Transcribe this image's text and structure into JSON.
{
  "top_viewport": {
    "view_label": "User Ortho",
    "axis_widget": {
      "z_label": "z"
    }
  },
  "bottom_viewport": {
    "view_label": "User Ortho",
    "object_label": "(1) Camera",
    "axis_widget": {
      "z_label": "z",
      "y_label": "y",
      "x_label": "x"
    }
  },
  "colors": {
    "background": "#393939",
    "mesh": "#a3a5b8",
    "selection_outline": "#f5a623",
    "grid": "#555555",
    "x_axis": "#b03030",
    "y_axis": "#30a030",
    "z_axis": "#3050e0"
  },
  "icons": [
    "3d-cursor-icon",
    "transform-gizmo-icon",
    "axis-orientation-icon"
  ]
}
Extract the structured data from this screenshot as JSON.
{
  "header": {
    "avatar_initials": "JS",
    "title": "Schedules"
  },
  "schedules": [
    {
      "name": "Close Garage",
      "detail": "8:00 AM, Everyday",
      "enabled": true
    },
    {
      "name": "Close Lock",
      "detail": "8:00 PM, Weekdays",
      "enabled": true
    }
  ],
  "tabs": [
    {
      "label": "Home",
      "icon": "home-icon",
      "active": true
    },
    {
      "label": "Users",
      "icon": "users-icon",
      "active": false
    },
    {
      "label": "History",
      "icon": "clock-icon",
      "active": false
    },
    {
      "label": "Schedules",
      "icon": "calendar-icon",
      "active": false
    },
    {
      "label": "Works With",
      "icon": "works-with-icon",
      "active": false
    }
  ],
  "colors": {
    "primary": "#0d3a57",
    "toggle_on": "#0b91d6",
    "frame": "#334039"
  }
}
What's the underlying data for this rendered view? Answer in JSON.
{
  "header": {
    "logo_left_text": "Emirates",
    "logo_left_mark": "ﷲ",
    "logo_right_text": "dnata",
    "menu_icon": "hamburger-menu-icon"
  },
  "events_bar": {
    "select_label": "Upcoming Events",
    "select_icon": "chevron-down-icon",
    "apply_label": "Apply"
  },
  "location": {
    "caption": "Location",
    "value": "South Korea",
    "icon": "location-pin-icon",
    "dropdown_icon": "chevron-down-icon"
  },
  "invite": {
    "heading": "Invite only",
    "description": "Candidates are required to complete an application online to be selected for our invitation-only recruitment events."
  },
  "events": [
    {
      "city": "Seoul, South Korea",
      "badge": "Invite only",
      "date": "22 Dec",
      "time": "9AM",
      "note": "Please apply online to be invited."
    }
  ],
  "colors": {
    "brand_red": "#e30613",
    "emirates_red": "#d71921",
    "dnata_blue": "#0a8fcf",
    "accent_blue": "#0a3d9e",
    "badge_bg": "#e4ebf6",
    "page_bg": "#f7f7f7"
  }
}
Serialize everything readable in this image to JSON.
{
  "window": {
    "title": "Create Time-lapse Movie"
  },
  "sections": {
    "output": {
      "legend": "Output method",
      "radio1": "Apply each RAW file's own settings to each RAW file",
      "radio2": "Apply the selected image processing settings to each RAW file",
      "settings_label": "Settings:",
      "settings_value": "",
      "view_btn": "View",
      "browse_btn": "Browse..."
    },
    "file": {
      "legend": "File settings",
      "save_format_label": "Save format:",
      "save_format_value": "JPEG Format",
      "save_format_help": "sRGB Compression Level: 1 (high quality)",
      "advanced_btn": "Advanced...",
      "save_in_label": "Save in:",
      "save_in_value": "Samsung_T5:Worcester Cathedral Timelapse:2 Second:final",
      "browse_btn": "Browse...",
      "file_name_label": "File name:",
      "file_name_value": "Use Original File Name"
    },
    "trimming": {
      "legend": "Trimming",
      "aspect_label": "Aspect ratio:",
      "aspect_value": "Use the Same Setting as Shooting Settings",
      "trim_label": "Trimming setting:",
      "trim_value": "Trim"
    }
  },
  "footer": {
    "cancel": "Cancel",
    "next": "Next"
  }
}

****************

» **Short problem**
Go through the listing and print each line exactly as it appears.

» **Expected answer**
Transcribe this image's text and structure into JSON.
{
  "top_viewport": {
    "view_label": "User Ortho",
    "axis_widget": {
      "z_label": "z"
    }
  },
  "bottom_viewport": {
    "view_label": "User Ortho",
    "object_label": "(1) Camera",
    "axis_widget": {
      "z_label": "z",
      "y_label": "y",
      "x_label": "x"
    }
  },
  "colors": {
    "background": "#393939",
    "mesh": "#a3a5b8",
    "selection_outline": "#f5a623",
    "grid": "#555555",
    "x_axis": "#b03030",
    "y_axis": "#30a030",
    "z_axis": "#3050e0"
  },
  "icons": [
    "3d-cursor-icon",
    "transform-gizmo-icon",
    "axis-orientation-icon"
  ]
}
Extract the structured data from this screenshot as JSON.
{
  "header": {
    "avatar_initials": "JS",
    "title": "Schedules"
  },
  "schedules": [
    {
      "name": "Close Garage",
      "detail": "8:00 AM, Everyday",
      "enabled": true
    },
    {
      "name": "Close Lock",
      "detail": "8:00 PM, Weekdays",
      "enabled": true
    }
  ],
  "tabs": [
    {
      "label": "Home",
      "icon": "home-icon",
      "active": true
    },
    {
      "label": "Users",
      "icon": "users-icon",
      "active": false
    },
    {
      "label": "History",
      "icon": "clock-icon",
      "active": false
    },
    {
      "label": "Schedules",
      "icon": "calendar-icon",
      "active": false
    },
    {
      "label": "Works With",
      "icon": "works-with-icon",
      "active": false
    }
  ],
  "colors": {
    "primary": "#0d3a57",
    "toggle_on": "#0b91d6",
    "frame": "#334039"
  }
}
What's the underlying data for this rendered view? Answer in JSON.
{
  "header": {
    "logo_left_text": "Emirates",
    "logo_left_mark": "ﷲ",
    "logo_right_text": "dnata",
    "menu_icon": "hamburger-menu-icon"
  },
  "events_bar": {
    "select_label": "Upcoming Events",
    "select_icon": "chevron-down-icon",
    "apply_label": "Apply"
  },
  "location": {
    "caption": "Location",
    "value": "South Korea",
    "icon": "location-pin-icon",
    "dropdown_icon": "chevron-down-icon"
  },
  "invite": {
    "heading": "Invite only",
    "description": "Candidates are required to complete an application online to be selected for our invitation-only recruitment events."
  },
  "events": [
    {
      "city": "Seoul, South Korea",
      "badge": "Invite only",
      "date": "22 Dec",
      "time": "9AM",
      "note": "Please apply online to be invited."
    }
  ],
  "colors": {
    "brand_red": "#e30613",
    "emirates_red": "#d71921",
    "dnata_blue": "#0a8fcf",
    "accent_blue": "#0a3d9e",
    "badge_bg": "#e4ebf6",
    "page_bg": "#f7f7f7"
  }
}
Serialize everything readable in this image to JSON.
{
  "window": {
    "title": "Create Time-lapse Movie"
  },
  "sections": {
    "output": {
      "legend": "Output method",
      "radio1": "Apply each RAW file's own settings to each RAW file",
      "radio2": "Apply the selected image processing settings to each RAW file",
      "settings_label": "Settings:",
      "settings_value": "",
      "view_btn": "View",
      "browse_btn": "Browse..."
    },
    "file": {
      "legend": "File settings",
      "save_format_label": "Save format:",
      "save_format_value": "JPEG Format",
      "save_format_help": "sRGB Compression Level: 1 (high quality)",
      "advanced_btn": "Advanced...",
      "save_in_label": "Save in:",
      "save_in_value": "Samsung_T5:Worcester Cathedral Timelapse:2 Second:final",
      "browse_btn": "Browse...",
      "file_name_label": "File name:",
      "file_name_value": "Use Original File Name"
    },
    "trimming": {
      "legend": "Trimming",
      "aspect_label": "Aspect ratio:",
      "aspect_value": "Use the Same Setting as Shooting Settings",
      "trim_label": "Trimming setting:",
      "trim_value": "Trim"
    }
  },
  "footer": {
    "cancel": "Cancel",
    "next": "Next"
  }
}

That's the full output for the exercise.